»»

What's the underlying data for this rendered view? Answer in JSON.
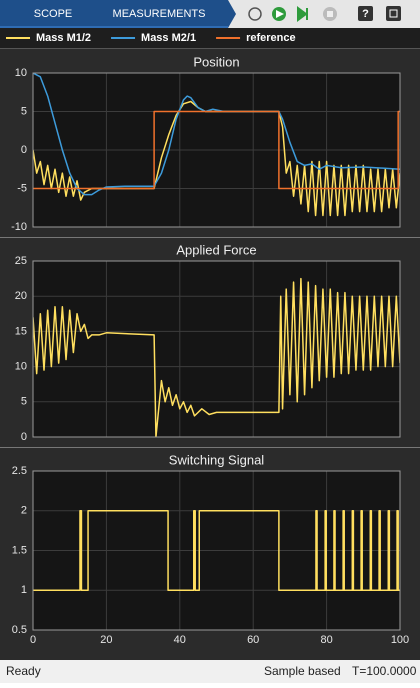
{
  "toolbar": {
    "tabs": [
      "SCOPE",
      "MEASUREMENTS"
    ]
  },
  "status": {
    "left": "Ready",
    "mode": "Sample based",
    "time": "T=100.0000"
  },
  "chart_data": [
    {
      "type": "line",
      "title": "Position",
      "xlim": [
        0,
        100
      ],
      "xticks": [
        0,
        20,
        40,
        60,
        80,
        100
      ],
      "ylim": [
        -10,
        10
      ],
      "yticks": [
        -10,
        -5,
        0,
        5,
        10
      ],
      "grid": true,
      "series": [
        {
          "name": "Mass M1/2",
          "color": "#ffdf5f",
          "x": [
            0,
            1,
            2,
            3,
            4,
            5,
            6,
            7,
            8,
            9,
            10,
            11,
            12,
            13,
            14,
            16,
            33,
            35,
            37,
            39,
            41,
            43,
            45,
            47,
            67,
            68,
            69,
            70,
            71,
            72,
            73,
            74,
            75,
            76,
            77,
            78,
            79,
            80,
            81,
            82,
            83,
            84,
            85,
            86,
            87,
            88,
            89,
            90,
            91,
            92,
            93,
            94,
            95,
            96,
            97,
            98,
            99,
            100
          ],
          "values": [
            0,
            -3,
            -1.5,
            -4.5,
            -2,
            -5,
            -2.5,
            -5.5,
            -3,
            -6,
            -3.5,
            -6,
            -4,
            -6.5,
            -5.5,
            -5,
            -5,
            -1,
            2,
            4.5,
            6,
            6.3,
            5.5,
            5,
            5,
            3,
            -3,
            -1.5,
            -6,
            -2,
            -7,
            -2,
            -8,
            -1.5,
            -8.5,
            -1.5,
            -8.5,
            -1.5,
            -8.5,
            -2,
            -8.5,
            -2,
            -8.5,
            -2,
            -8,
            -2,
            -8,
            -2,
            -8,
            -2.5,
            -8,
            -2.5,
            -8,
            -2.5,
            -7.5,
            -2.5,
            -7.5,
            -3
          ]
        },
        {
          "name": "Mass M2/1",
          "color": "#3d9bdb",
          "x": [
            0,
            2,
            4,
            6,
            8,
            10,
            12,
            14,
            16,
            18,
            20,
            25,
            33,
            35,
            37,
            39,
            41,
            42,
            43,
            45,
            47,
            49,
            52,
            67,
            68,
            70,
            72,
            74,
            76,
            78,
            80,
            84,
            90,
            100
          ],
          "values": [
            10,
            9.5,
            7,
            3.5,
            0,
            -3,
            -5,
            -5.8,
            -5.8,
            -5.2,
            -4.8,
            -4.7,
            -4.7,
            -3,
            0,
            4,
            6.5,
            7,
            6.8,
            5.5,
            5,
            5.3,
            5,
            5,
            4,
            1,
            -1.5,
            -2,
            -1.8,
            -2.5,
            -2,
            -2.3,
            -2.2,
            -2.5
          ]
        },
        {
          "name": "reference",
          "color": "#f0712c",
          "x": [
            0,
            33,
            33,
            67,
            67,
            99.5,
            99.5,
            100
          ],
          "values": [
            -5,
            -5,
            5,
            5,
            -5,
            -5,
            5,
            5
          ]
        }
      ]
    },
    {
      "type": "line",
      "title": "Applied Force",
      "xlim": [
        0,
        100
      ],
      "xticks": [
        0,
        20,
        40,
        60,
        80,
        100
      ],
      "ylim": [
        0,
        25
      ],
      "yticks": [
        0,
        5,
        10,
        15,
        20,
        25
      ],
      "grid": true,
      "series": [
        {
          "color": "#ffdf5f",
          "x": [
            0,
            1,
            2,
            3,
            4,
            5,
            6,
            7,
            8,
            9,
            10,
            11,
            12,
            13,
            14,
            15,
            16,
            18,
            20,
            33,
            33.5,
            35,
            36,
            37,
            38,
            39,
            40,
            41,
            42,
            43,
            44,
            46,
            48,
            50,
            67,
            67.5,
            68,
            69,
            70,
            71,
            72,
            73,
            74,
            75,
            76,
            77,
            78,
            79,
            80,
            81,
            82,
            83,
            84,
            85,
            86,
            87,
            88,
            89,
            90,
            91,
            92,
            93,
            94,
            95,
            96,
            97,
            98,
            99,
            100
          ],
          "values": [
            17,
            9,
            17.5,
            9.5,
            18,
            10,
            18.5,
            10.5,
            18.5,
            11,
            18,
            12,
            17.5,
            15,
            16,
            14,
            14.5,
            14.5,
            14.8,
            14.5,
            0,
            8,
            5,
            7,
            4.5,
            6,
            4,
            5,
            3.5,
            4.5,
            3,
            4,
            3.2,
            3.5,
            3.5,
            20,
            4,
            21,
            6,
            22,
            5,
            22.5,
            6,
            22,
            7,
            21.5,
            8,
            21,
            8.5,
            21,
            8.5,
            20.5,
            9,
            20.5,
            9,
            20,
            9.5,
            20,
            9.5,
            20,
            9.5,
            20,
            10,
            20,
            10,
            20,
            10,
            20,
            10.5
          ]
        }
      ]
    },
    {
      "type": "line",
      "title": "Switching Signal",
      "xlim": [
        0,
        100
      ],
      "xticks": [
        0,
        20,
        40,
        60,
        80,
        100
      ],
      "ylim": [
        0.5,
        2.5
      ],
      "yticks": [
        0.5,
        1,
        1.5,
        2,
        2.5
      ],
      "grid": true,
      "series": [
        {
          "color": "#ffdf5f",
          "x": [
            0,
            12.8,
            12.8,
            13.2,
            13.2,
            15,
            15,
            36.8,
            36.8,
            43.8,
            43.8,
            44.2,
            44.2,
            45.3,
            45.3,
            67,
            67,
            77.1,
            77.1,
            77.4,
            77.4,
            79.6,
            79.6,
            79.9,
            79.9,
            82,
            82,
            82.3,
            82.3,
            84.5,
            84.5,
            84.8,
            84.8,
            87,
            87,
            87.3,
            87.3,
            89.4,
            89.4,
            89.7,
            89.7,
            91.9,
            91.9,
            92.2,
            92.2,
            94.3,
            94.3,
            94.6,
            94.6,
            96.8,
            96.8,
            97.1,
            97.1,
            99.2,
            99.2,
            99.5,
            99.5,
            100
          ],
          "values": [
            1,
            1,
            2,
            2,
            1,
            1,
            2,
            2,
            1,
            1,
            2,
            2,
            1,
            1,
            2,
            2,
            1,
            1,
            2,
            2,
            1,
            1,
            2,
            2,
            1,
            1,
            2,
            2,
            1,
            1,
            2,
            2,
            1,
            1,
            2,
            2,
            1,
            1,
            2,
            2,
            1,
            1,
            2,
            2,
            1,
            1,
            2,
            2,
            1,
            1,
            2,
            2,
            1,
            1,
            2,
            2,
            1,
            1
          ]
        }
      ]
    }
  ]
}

««
»»

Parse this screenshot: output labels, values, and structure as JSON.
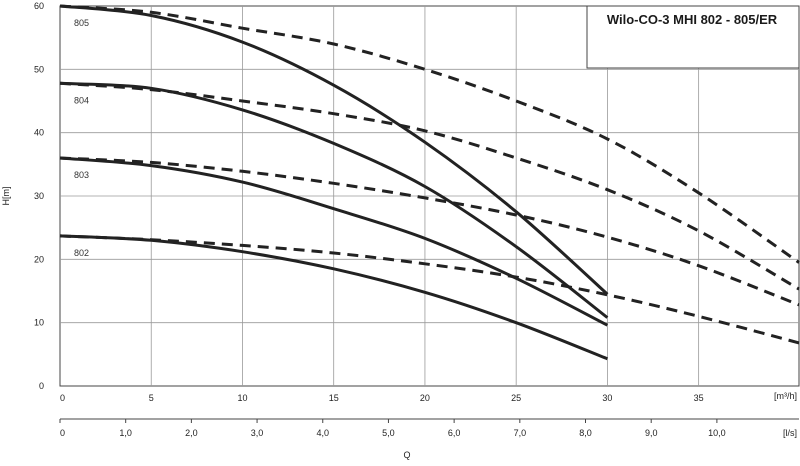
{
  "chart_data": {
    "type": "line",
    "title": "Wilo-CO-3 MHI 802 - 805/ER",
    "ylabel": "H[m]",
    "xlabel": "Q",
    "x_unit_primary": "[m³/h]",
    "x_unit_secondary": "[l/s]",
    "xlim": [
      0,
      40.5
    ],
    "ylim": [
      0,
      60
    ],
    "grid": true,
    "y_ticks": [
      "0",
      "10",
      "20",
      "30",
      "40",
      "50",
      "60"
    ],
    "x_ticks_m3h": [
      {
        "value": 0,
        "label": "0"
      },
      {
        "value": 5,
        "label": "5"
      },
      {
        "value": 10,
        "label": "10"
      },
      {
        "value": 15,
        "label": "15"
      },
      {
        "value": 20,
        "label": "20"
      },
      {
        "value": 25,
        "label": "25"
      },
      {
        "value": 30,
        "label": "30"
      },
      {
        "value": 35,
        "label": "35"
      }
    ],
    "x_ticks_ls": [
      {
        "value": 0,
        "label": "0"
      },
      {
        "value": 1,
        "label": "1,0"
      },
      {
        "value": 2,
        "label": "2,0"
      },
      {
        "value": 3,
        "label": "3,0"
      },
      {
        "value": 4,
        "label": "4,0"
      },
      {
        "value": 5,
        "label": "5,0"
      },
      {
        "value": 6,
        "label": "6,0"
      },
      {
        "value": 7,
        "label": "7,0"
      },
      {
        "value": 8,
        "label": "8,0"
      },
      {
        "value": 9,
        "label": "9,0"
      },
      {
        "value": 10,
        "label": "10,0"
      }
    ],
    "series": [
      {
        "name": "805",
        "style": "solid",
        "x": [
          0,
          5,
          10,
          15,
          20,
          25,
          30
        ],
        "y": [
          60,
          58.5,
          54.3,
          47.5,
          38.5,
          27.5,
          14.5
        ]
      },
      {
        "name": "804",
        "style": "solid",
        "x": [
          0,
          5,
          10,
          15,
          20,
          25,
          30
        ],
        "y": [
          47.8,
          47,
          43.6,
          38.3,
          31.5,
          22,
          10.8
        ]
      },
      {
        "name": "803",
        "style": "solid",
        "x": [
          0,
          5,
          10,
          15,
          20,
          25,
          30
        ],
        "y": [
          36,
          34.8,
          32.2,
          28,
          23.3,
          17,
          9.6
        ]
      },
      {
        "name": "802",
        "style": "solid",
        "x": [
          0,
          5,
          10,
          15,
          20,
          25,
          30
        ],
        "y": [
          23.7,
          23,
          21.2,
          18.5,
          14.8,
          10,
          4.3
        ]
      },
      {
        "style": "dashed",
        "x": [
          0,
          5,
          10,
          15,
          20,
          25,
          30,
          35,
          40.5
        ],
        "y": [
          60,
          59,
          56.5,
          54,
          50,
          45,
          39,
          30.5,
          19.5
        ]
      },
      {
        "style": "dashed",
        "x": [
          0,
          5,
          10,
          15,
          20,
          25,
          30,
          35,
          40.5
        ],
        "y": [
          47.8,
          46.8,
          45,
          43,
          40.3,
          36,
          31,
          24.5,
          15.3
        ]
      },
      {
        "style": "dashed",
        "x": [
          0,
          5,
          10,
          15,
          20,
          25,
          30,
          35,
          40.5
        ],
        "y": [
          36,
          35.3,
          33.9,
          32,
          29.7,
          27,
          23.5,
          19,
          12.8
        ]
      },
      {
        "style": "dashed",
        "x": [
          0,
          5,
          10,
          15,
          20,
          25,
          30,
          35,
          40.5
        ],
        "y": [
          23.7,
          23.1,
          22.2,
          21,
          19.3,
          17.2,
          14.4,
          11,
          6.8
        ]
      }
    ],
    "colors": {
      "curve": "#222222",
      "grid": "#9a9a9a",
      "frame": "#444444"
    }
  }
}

««
»»

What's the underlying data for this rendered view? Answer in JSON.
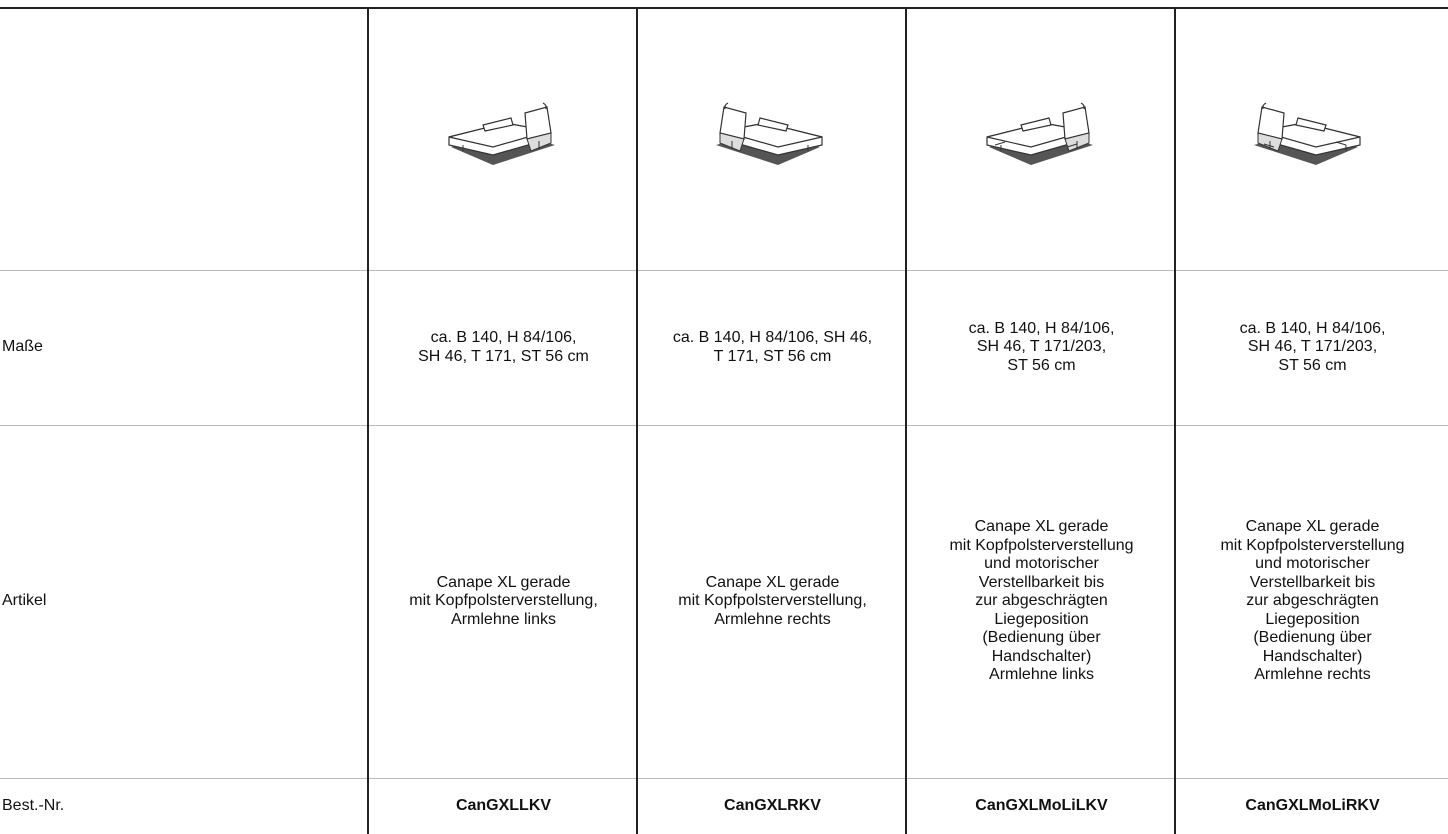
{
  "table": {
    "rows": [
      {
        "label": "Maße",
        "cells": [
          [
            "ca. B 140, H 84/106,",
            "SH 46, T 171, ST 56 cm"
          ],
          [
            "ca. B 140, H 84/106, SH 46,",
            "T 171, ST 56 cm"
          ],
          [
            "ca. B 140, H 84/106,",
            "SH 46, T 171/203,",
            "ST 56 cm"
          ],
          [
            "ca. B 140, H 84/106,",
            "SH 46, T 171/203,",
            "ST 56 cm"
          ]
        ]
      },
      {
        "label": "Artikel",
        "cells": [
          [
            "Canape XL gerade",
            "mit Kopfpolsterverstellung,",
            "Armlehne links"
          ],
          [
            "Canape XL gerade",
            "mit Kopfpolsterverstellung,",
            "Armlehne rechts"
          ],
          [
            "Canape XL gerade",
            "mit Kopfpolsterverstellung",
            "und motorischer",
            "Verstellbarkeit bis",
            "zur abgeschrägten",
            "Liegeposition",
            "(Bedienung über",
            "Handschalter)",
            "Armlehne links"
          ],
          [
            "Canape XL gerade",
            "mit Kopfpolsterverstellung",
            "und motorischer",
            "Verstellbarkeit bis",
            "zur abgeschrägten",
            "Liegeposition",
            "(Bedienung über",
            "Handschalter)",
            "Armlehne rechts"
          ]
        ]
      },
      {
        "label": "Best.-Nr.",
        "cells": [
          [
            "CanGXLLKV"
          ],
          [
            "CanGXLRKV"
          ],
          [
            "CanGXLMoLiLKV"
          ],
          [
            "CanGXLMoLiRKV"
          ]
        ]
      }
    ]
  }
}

««

## Problem:
Search the entries for the word "title" and copy every line that has it.

## Exercise response:
      "title": "Position",
      "title": "Applied Force",
      "title": "Switching Signal",
    "title": "Wilo-CO-3 MHI 802 - 805/ER",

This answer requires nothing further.